-- Records that describe figures --

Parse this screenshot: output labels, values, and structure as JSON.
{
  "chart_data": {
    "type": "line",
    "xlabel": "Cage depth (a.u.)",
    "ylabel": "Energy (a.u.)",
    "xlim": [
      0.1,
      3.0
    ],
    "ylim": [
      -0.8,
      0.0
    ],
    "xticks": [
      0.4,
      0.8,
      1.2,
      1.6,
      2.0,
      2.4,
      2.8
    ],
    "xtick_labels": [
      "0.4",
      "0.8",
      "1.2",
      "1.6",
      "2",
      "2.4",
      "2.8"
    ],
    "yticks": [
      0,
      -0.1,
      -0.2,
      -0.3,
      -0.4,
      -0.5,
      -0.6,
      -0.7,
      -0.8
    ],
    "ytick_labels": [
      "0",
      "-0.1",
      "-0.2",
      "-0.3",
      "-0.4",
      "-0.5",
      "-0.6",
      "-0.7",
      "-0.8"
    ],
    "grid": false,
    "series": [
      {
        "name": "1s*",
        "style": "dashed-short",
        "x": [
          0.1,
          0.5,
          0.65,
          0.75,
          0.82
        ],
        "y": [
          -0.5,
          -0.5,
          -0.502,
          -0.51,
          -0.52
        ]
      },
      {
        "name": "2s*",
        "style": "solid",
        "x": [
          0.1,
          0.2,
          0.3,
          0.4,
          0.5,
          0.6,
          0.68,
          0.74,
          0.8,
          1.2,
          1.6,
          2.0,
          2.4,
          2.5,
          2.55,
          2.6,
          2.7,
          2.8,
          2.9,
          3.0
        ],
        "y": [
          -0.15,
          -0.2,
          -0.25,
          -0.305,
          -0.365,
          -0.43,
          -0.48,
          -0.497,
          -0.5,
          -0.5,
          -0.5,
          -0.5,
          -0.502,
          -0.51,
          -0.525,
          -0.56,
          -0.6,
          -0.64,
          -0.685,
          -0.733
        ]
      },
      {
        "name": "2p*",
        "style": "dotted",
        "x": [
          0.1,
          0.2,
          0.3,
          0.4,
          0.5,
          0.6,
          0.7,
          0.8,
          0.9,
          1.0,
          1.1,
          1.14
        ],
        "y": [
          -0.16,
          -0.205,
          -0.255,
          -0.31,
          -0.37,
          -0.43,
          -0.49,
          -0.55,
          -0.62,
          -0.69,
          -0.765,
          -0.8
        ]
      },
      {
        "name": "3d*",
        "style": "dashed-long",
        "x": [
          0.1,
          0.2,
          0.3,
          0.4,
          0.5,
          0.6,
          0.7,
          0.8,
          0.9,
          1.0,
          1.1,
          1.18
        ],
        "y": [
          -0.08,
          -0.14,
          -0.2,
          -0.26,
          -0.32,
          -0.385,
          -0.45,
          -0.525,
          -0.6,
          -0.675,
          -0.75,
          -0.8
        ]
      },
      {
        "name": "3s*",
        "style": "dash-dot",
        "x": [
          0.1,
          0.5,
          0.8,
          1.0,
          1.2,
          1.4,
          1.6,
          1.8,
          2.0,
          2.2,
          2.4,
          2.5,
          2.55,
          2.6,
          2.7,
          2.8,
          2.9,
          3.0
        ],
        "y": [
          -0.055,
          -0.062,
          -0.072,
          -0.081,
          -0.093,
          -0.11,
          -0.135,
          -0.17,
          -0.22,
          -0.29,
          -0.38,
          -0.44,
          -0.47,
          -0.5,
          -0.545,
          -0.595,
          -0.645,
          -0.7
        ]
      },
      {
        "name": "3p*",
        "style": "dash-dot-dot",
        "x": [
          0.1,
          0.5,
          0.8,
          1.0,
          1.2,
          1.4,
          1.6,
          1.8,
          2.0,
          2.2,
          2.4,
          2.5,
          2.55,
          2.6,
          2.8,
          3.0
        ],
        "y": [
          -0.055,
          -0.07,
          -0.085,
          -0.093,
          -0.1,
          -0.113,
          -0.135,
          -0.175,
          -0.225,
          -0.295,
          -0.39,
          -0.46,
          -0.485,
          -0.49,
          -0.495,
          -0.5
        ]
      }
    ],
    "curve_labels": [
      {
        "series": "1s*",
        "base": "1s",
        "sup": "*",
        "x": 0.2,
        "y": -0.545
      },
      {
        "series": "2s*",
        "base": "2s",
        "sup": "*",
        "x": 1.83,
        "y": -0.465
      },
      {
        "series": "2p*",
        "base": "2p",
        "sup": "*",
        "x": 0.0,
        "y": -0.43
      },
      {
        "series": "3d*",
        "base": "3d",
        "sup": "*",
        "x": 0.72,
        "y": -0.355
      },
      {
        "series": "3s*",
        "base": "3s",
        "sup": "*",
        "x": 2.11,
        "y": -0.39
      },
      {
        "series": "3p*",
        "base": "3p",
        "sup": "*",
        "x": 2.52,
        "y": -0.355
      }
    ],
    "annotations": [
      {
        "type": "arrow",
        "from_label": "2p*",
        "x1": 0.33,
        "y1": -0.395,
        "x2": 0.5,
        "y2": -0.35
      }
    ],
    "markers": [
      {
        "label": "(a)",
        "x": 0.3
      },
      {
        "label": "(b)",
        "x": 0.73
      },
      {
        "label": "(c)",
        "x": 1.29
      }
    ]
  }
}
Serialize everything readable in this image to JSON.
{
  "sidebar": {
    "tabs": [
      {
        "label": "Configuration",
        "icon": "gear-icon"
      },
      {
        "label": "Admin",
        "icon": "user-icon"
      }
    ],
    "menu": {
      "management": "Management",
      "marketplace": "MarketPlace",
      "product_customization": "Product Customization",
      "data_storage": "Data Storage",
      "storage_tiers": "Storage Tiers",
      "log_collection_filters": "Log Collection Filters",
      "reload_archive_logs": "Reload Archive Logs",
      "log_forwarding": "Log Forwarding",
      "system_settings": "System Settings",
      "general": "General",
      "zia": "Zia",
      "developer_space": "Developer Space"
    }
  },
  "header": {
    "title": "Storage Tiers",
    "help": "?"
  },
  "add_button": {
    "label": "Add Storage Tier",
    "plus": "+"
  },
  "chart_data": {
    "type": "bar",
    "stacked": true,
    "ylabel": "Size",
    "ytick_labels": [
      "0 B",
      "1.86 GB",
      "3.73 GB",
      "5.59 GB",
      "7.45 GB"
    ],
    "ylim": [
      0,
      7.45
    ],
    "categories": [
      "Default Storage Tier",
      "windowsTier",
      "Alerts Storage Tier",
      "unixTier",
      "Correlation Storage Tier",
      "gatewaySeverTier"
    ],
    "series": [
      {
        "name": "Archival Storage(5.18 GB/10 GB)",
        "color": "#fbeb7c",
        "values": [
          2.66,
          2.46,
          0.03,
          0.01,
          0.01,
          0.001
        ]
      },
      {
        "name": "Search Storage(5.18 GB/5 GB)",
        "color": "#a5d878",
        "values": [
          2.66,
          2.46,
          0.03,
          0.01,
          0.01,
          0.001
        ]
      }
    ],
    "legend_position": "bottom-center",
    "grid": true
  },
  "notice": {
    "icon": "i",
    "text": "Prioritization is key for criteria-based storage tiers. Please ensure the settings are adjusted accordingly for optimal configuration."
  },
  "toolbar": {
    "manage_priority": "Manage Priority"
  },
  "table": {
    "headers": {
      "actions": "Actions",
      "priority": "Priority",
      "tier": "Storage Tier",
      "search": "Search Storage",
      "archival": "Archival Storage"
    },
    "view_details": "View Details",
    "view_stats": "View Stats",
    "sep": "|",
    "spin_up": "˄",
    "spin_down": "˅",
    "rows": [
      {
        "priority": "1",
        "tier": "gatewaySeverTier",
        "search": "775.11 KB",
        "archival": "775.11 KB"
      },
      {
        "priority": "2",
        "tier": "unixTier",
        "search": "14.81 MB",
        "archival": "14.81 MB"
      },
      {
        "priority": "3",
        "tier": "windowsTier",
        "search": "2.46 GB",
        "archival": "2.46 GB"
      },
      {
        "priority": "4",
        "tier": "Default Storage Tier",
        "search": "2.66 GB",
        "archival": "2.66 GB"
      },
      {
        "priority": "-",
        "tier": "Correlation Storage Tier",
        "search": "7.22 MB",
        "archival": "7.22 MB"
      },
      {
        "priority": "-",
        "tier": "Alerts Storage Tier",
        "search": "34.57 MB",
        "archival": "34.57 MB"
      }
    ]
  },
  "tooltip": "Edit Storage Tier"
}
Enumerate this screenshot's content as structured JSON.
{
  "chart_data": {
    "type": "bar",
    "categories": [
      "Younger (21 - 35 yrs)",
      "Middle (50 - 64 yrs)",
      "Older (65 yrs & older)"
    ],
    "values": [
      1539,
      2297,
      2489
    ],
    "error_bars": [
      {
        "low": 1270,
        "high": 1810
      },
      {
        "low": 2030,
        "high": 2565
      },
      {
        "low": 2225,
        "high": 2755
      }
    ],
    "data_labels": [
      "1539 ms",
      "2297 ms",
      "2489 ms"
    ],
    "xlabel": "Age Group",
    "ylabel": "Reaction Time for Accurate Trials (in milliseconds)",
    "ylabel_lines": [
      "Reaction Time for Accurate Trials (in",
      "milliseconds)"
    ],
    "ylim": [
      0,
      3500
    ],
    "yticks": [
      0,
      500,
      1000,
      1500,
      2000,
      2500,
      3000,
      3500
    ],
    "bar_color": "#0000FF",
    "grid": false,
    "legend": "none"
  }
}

-- Task brief --
Count the lines above that contain the word "Trials". Give only the number.

-- Expected output --
2